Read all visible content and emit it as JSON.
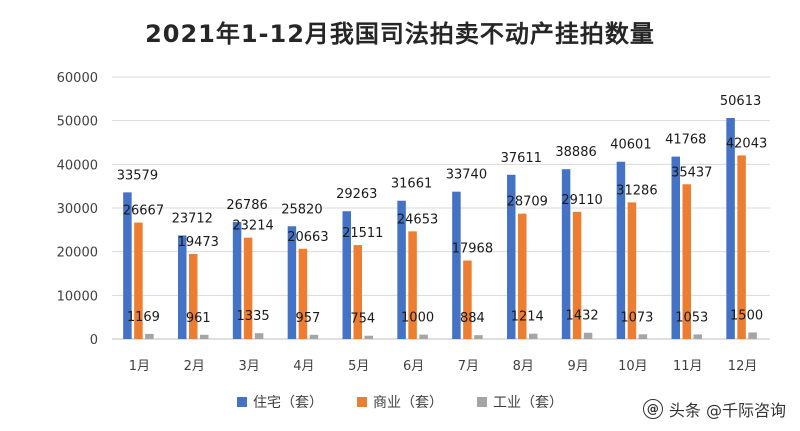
{
  "chart_data": {
    "type": "bar",
    "title": "2021年1-12月我国司法拍卖不动产挂拍数量",
    "categories": [
      "1月",
      "2月",
      "3月",
      "4月",
      "5月",
      "6月",
      "7月",
      "8月",
      "9月",
      "10月",
      "11月",
      "12月"
    ],
    "series": [
      {
        "name": "住宅（套）",
        "color": "#4472C4",
        "values": [
          33579,
          23712,
          26786,
          25820,
          29263,
          31661,
          33740,
          37611,
          38886,
          40601,
          41768,
          50613
        ]
      },
      {
        "name": "商业（套）",
        "color": "#ED7D31",
        "values": [
          26667,
          19473,
          23214,
          20663,
          21511,
          24653,
          17968,
          28709,
          29110,
          31286,
          35437,
          42043
        ]
      },
      {
        "name": "工业（套）",
        "color": "#A5A5A5",
        "values": [
          1169,
          961,
          1335,
          957,
          754,
          1000,
          884,
          1214,
          1432,
          1073,
          1053,
          1500
        ]
      }
    ],
    "ylim": [
      0,
      60000
    ],
    "yticks": [
      0,
      10000,
      20000,
      30000,
      40000,
      50000,
      60000
    ],
    "grid": true,
    "legend_position": "bottom"
  },
  "watermark": {
    "icon": "@",
    "text": "头条 @千际咨询"
  }
}
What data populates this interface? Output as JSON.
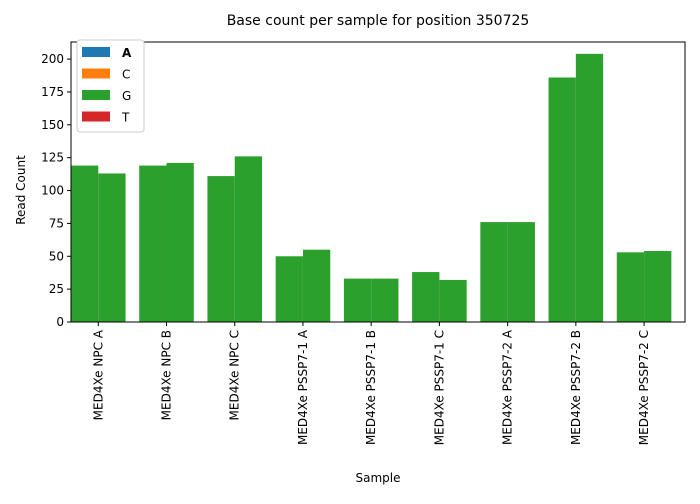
{
  "chart_data": {
    "type": "bar",
    "title": "Base count per sample for position 350725",
    "xlabel": "Sample",
    "ylabel": "Read Count",
    "ylim": [
      0,
      213
    ],
    "yticks": [
      0,
      25,
      50,
      75,
      100,
      125,
      150,
      175,
      200
    ],
    "grid": false,
    "legend_position": "top-left",
    "categories": [
      "MED4Xe NPC A",
      "MED4Xe NPC B",
      "MED4Xe NPC C",
      "MED4Xe PSSP7-1 A",
      "MED4Xe PSSP7-1 B",
      "MED4Xe PSSP7-1 C",
      "MED4Xe PSSP7-2 A",
      "MED4Xe PSSP7-2 B",
      "MED4Xe PSSP7-2 C"
    ],
    "bars_per_category": 2,
    "stacked": true,
    "series": [
      {
        "name": "A",
        "color": "#1f77b4",
        "values": [
          [
            0,
            0
          ],
          [
            0,
            0
          ],
          [
            0,
            0
          ],
          [
            0,
            0
          ],
          [
            0,
            0
          ],
          [
            0,
            0
          ],
          [
            0,
            0
          ],
          [
            0,
            0
          ],
          [
            0,
            0
          ]
        ]
      },
      {
        "name": "C",
        "color": "#ff7f0e",
        "values": [
          [
            0,
            0
          ],
          [
            0,
            0
          ],
          [
            0,
            0
          ],
          [
            0,
            0
          ],
          [
            0,
            0
          ],
          [
            0,
            0
          ],
          [
            0,
            0
          ],
          [
            0,
            0
          ],
          [
            0,
            0
          ]
        ]
      },
      {
        "name": "G",
        "color": "#2ca02c",
        "values": [
          [
            119,
            113
          ],
          [
            119,
            121
          ],
          [
            111,
            126
          ],
          [
            50,
            55
          ],
          [
            33,
            33
          ],
          [
            38,
            32
          ],
          [
            76,
            76
          ],
          [
            186,
            204
          ],
          [
            53,
            54
          ]
        ]
      },
      {
        "name": "T",
        "color": "#d62728",
        "values": [
          [
            0,
            0
          ],
          [
            0,
            0
          ],
          [
            0,
            0
          ],
          [
            0,
            0
          ],
          [
            0,
            0
          ],
          [
            0,
            0
          ],
          [
            0,
            0
          ],
          [
            0,
            0
          ],
          [
            0,
            0
          ]
        ]
      }
    ],
    "legend_bold": [
      "A"
    ]
  }
}
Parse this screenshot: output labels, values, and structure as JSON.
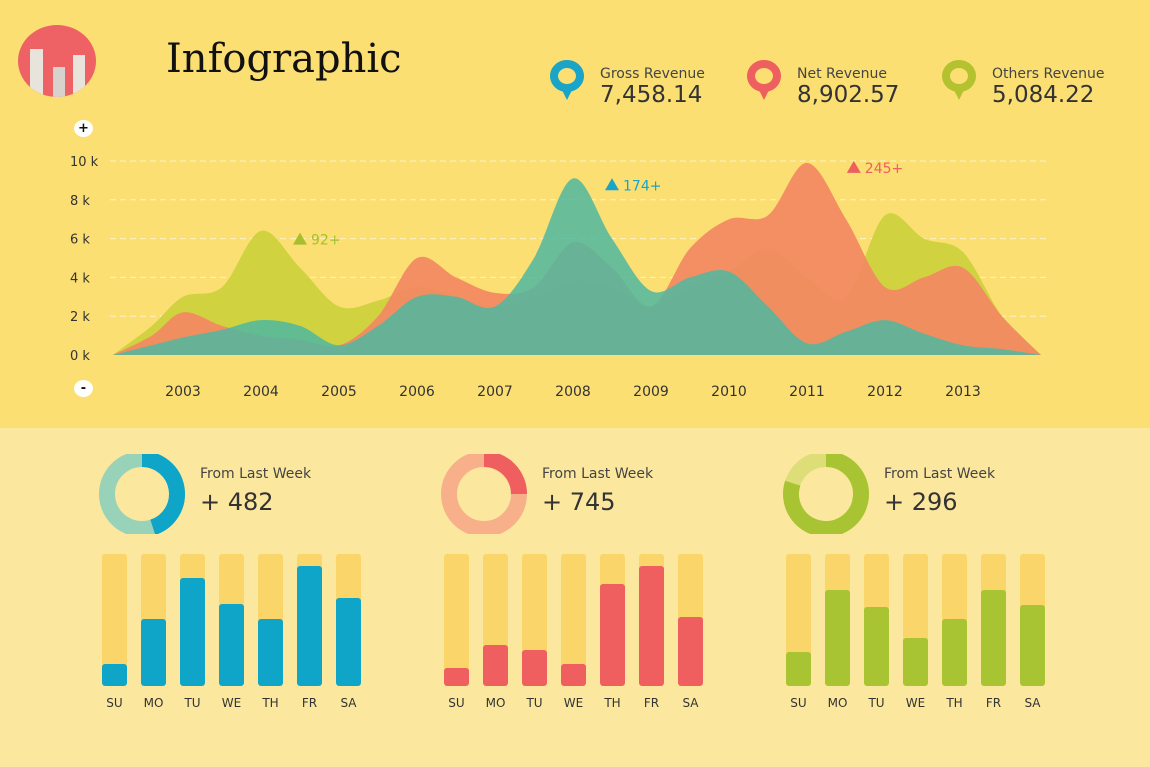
{
  "header": {
    "title": "Infographic"
  },
  "legend": [
    {
      "label": "Gross Revenue",
      "value": "7,458.14",
      "color": "#19a4c8"
    },
    {
      "label": "Net Revenue",
      "value": "8,902.57",
      "color": "#ee5f5f"
    },
    {
      "label": "Others Revenue",
      "value": "5,084.22",
      "color": "#b5c230"
    }
  ],
  "zoom": {
    "in": "+",
    "out": "-"
  },
  "chart_data": [
    {
      "type": "area",
      "xlabel": "",
      "ylabel": "",
      "ylim": [
        0,
        10000
      ],
      "yticks": [
        "0 k",
        "2 k",
        "4 k",
        "6 k",
        "8 k",
        "10 k"
      ],
      "xticks": [
        "2003",
        "2004",
        "2005",
        "2006",
        "2007",
        "2008",
        "2009",
        "2010",
        "2011",
        "2012",
        "2013"
      ],
      "grid": true,
      "x": [
        2002.1,
        2002.6,
        2003,
        2003.5,
        2004,
        2004.5,
        2005,
        2005.5,
        2006,
        2006.5,
        2007,
        2007.5,
        2008,
        2008.5,
        2009,
        2009.5,
        2010,
        2010.5,
        2011,
        2011.5,
        2012,
        2012.5,
        2013,
        2013.5,
        2014
      ],
      "series": [
        {
          "name": "Others Revenue",
          "color": "#cdd13c",
          "values": [
            0,
            1500,
            3000,
            3500,
            6400,
            4500,
            2500,
            2800,
            3500,
            3000,
            2500,
            3000,
            3800,
            3500,
            2500,
            3500,
            4300,
            5500,
            4000,
            3000,
            7200,
            6000,
            5300,
            2000,
            0
          ]
        },
        {
          "name": "Net Revenue",
          "color": "#f28a62",
          "values": [
            0,
            1000,
            2200,
            1500,
            1000,
            800,
            500,
            2000,
            5000,
            4000,
            3200,
            3500,
            5800,
            4500,
            2500,
            5500,
            7000,
            7200,
            9900,
            7000,
            3500,
            4000,
            4500,
            2000,
            0
          ]
        },
        {
          "name": "Gross Revenue",
          "color": "#4fb8a0",
          "values": [
            0,
            500,
            900,
            1300,
            1800,
            1500,
            500,
            1500,
            3000,
            3000,
            2500,
            5000,
            9100,
            6000,
            3300,
            4000,
            4300,
            2500,
            600,
            1200,
            1800,
            1100,
            500,
            300,
            0
          ]
        }
      ],
      "annotations": [
        {
          "text": "92+",
          "color": "#a7bf2e",
          "x": 2004.5,
          "y": 6000
        },
        {
          "text": "174+",
          "color": "#19a4c8",
          "x": 2008.5,
          "y": 8800
        },
        {
          "text": "245+",
          "color": "#ee5f5f",
          "x": 2011.6,
          "y": 9700
        }
      ]
    },
    {
      "type": "bar",
      "title": "From Last Week",
      "total": "+ 482",
      "donut_fraction": 0.45,
      "color": "#0ea5c8",
      "donut_light": "#98d2b8",
      "categories": [
        "SU",
        "MO",
        "TU",
        "WE",
        "TH",
        "FR",
        "SA"
      ],
      "values": [
        0.17,
        0.51,
        0.82,
        0.62,
        0.51,
        0.91,
        0.67
      ]
    },
    {
      "type": "bar",
      "title": "From Last Week",
      "total": "+ 745",
      "donut_fraction": 0.25,
      "color": "#ef5f5f",
      "donut_light": "#f7b08a",
      "categories": [
        "SU",
        "MO",
        "TU",
        "WE",
        "TH",
        "FR",
        "SA"
      ],
      "values": [
        0.14,
        0.31,
        0.27,
        0.17,
        0.77,
        0.91,
        0.52
      ]
    },
    {
      "type": "bar",
      "title": "From Last Week",
      "total": "+ 296",
      "donut_fraction": 0.8,
      "color": "#a9c433",
      "donut_light": "#dede78",
      "categories": [
        "SU",
        "MO",
        "TU",
        "WE",
        "TH",
        "FR",
        "SA"
      ],
      "values": [
        0.26,
        0.73,
        0.6,
        0.36,
        0.51,
        0.73,
        0.61
      ]
    }
  ]
}
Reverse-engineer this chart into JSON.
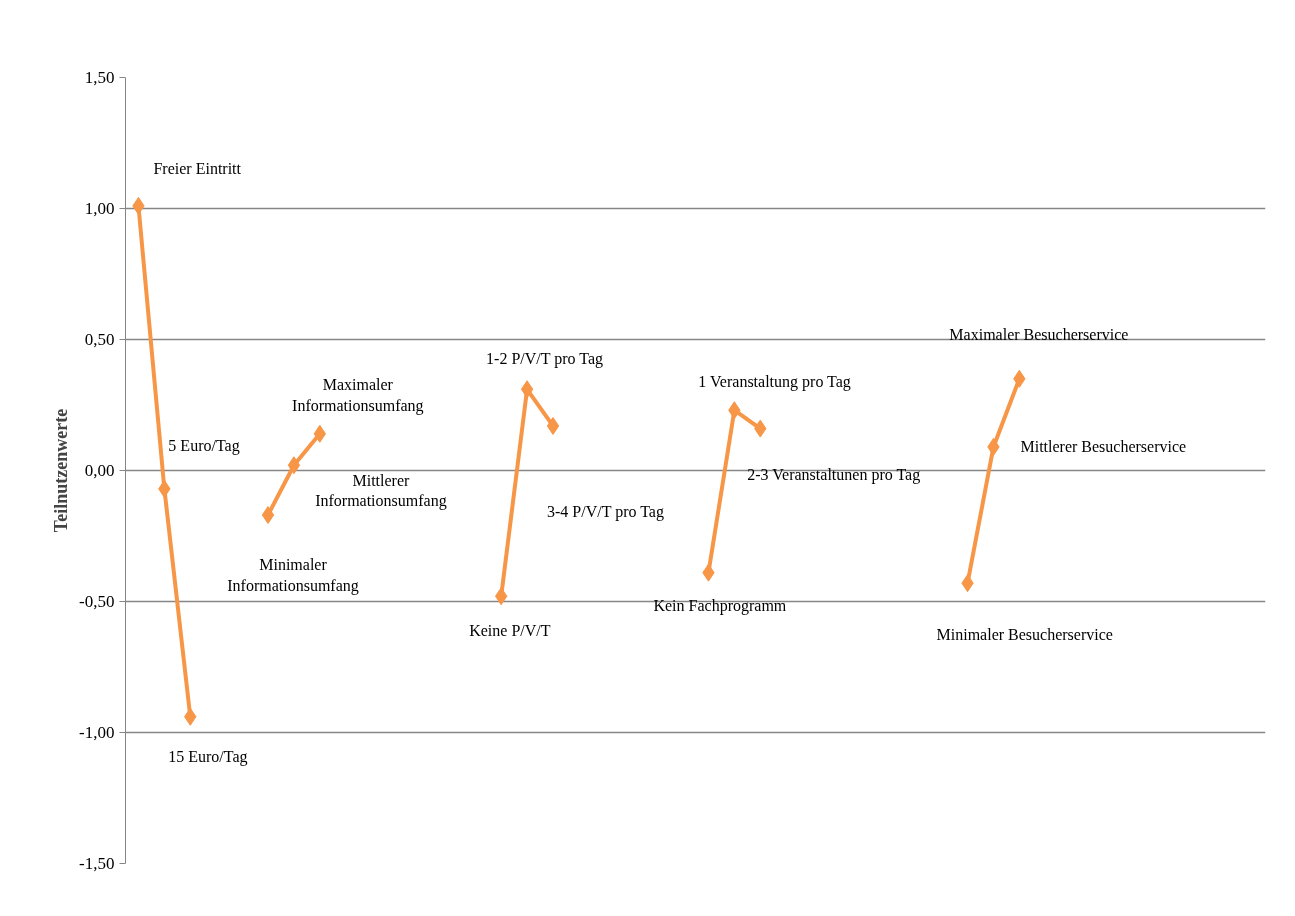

□ □ □ □ □ □ □

Reproduce the whole listing above word for word, but not its pictures.

[EXERCISE RESPONSE]
Read all visible content and emit it as JSON.
{
  "chart_data": {
    "type": "bar",
    "title": "2021年1-12月我国司法拍卖不动产挂拍数量",
    "categories": [
      "1月",
      "2月",
      "3月",
      "4月",
      "5月",
      "6月",
      "7月",
      "8月",
      "9月",
      "10月",
      "11月",
      "12月"
    ],
    "series": [
      {
        "name": "住宅（套）",
        "color": "#4472C4",
        "values": [
          33579,
          23712,
          26786,
          25820,
          29263,
          31661,
          33740,
          37611,
          38886,
          40601,
          41768,
          50613
        ]
      },
      {
        "name": "商业（套）",
        "color": "#ED7D31",
        "values": [
          26667,
          19473,
          23214,
          20663,
          21511,
          24653,
          17968,
          28709,
          29110,
          31286,
          35437,
          42043
        ]
      },
      {
        "name": "工业（套）",
        "color": "#A5A5A5",
        "values": [
          1169,
          961,
          1335,
          957,
          754,
          1000,
          884,
          1214,
          1432,
          1073,
          1053,
          1500
        ]
      }
    ],
    "ylim": [
      0,
      60000
    ],
    "yticks": [
      0,
      10000,
      20000,
      30000,
      40000,
      50000,
      60000
    ],
    "grid": true,
    "legend_position": "bottom"
  },
  "watermark": {
    "icon": "@",
    "text": "头条 @千际咨询"
  }
}
What data populates this interface? Output as JSON.
{
  "chart_data": {
    "type": "bar",
    "title": "Base count per sample for position 350725",
    "xlabel": "Sample",
    "ylabel": "Read Count",
    "ylim": [
      0,
      213
    ],
    "yticks": [
      0,
      25,
      50,
      75,
      100,
      125,
      150,
      175,
      200
    ],
    "grid": false,
    "legend_position": "top-left",
    "categories": [
      "MED4Xe NPC A",
      "MED4Xe NPC B",
      "MED4Xe NPC C",
      "MED4Xe PSSP7-1 A",
      "MED4Xe PSSP7-1 B",
      "MED4Xe PSSP7-1 C",
      "MED4Xe PSSP7-2 A",
      "MED4Xe PSSP7-2 B",
      "MED4Xe PSSP7-2 C"
    ],
    "bars_per_category": 2,
    "stacked": true,
    "series": [
      {
        "name": "A",
        "color": "#1f77b4",
        "values": [
          [
            0,
            0
          ],
          [
            0,
            0
          ],
          [
            0,
            0
          ],
          [
            0,
            0
          ],
          [
            0,
            0
          ],
          [
            0,
            0
          ],
          [
            0,
            0
          ],
          [
            0,
            0
          ],
          [
            0,
            0
          ]
        ]
      },
      {
        "name": "C",
        "color": "#ff7f0e",
        "values": [
          [
            0,
            0
          ],
          [
            0,
            0
          ],
          [
            0,
            0
          ],
          [
            0,
            0
          ],
          [
            0,
            0
          ],
          [
            0,
            0
          ],
          [
            0,
            0
          ],
          [
            0,
            0
          ],
          [
            0,
            0
          ]
        ]
      },
      {
        "name": "G",
        "color": "#2ca02c",
        "values": [
          [
            119,
            113
          ],
          [
            119,
            121
          ],
          [
            111,
            126
          ],
          [
            50,
            55
          ],
          [
            33,
            33
          ],
          [
            38,
            32
          ],
          [
            76,
            76
          ],
          [
            186,
            204
          ],
          [
            53,
            54
          ]
        ]
      },
      {
        "name": "T",
        "color": "#d62728",
        "values": [
          [
            0,
            0
          ],
          [
            0,
            0
          ],
          [
            0,
            0
          ],
          [
            0,
            0
          ],
          [
            0,
            0
          ],
          [
            0,
            0
          ],
          [
            0,
            0
          ],
          [
            0,
            0
          ],
          [
            0,
            0
          ]
        ]
      }
    ],
    "legend_bold": [
      "A"
    ]
  }
}
Parse this screenshot: output labels, values, and structure as JSON.
{
  "header": {
    "title": "Infographic"
  },
  "legend": [
    {
      "label": "Gross Revenue",
      "value": "7,458.14",
      "color": "#19a4c8"
    },
    {
      "label": "Net Revenue",
      "value": "8,902.57",
      "color": "#ee5f5f"
    },
    {
      "label": "Others Revenue",
      "value": "5,084.22",
      "color": "#b5c230"
    }
  ],
  "zoom": {
    "in": "+",
    "out": "-"
  },
  "chart_data": [
    {
      "type": "area",
      "xlabel": "",
      "ylabel": "",
      "ylim": [
        0,
        10000
      ],
      "yticks": [
        "0 k",
        "2 k",
        "4 k",
        "6 k",
        "8 k",
        "10 k"
      ],
      "xticks": [
        "2003",
        "2004",
        "2005",
        "2006",
        "2007",
        "2008",
        "2009",
        "2010",
        "2011",
        "2012",
        "2013"
      ],
      "grid": true,
      "x": [
        2002.1,
        2002.6,
        2003,
        2003.5,
        2004,
        2004.5,
        2005,
        2005.5,
        2006,
        2006.5,
        2007,
        2007.5,
        2008,
        2008.5,
        2009,
        2009.5,
        2010,
        2010.5,
        2011,
        2011.5,
        2012,
        2012.5,
        2013,
        2013.5,
        2014
      ],
      "series": [
        {
          "name": "Others Revenue",
          "color": "#cdd13c",
          "values": [
            0,
            1500,
            3000,
            3500,
            6400,
            4500,
            2500,
            2800,
            3500,
            3000,
            2500,
            3000,
            3800,
            3500,
            2500,
            3500,
            4300,
            5500,
            4000,
            3000,
            7200,
            6000,
            5300,
            2000,
            0
          ]
        },
        {
          "name": "Net Revenue",
          "color": "#f28a62",
          "values": [
            0,
            1000,
            2200,
            1500,
            1000,
            800,
            500,
            2000,
            5000,
            4000,
            3200,
            3500,
            5800,
            4500,
            2500,
            5500,
            7000,
            7200,
            9900,
            7000,
            3500,
            4000,
            4500,
            2000,
            0
          ]
        },
        {
          "name": "Gross Revenue",
          "color": "#4fb8a0",
          "values": [
            0,
            500,
            900,
            1300,
            1800,
            1500,
            500,
            1500,
            3000,
            3000,
            2500,
            5000,
            9100,
            6000,
            3300,
            4000,
            4300,
            2500,
            600,
            1200,
            1800,
            1100,
            500,
            300,
            0
          ]
        }
      ],
      "annotations": [
        {
          "text": "92+",
          "color": "#a7bf2e",
          "x": 2004.5,
          "y": 6000
        },
        {
          "text": "174+",
          "color": "#19a4c8",
          "x": 2008.5,
          "y": 8800
        },
        {
          "text": "245+",
          "color": "#ee5f5f",
          "x": 2011.6,
          "y": 9700
        }
      ]
    },
    {
      "type": "bar",
      "title": "From Last Week",
      "total": "+ 482",
      "donut_fraction": 0.45,
      "color": "#0ea5c8",
      "donut_light": "#98d2b8",
      "categories": [
        "SU",
        "MO",
        "TU",
        "WE",
        "TH",
        "FR",
        "SA"
      ],
      "values": [
        0.17,
        0.51,
        0.82,
        0.62,
        0.51,
        0.91,
        0.67
      ]
    },
    {
      "type": "bar",
      "title": "From Last Week",
      "total": "+ 745",
      "donut_fraction": 0.25,
      "color": "#ef5f5f",
      "donut_light": "#f7b08a",
      "categories": [
        "SU",
        "MO",
        "TU",
        "WE",
        "TH",
        "FR",
        "SA"
      ],
      "values": [
        0.14,
        0.31,
        0.27,
        0.17,
        0.77,
        0.91,
        0.52
      ]
    },
    {
      "type": "bar",
      "title": "From Last Week",
      "total": "+ 296",
      "donut_fraction": 0.8,
      "color": "#a9c433",
      "donut_light": "#dede78",
      "categories": [
        "SU",
        "MO",
        "TU",
        "WE",
        "TH",
        "FR",
        "SA"
      ],
      "values": [
        0.26,
        0.73,
        0.6,
        0.36,
        0.51,
        0.73,
        0.61
      ]
    }
  ]
}
Reverse-engineer this chart into JSON.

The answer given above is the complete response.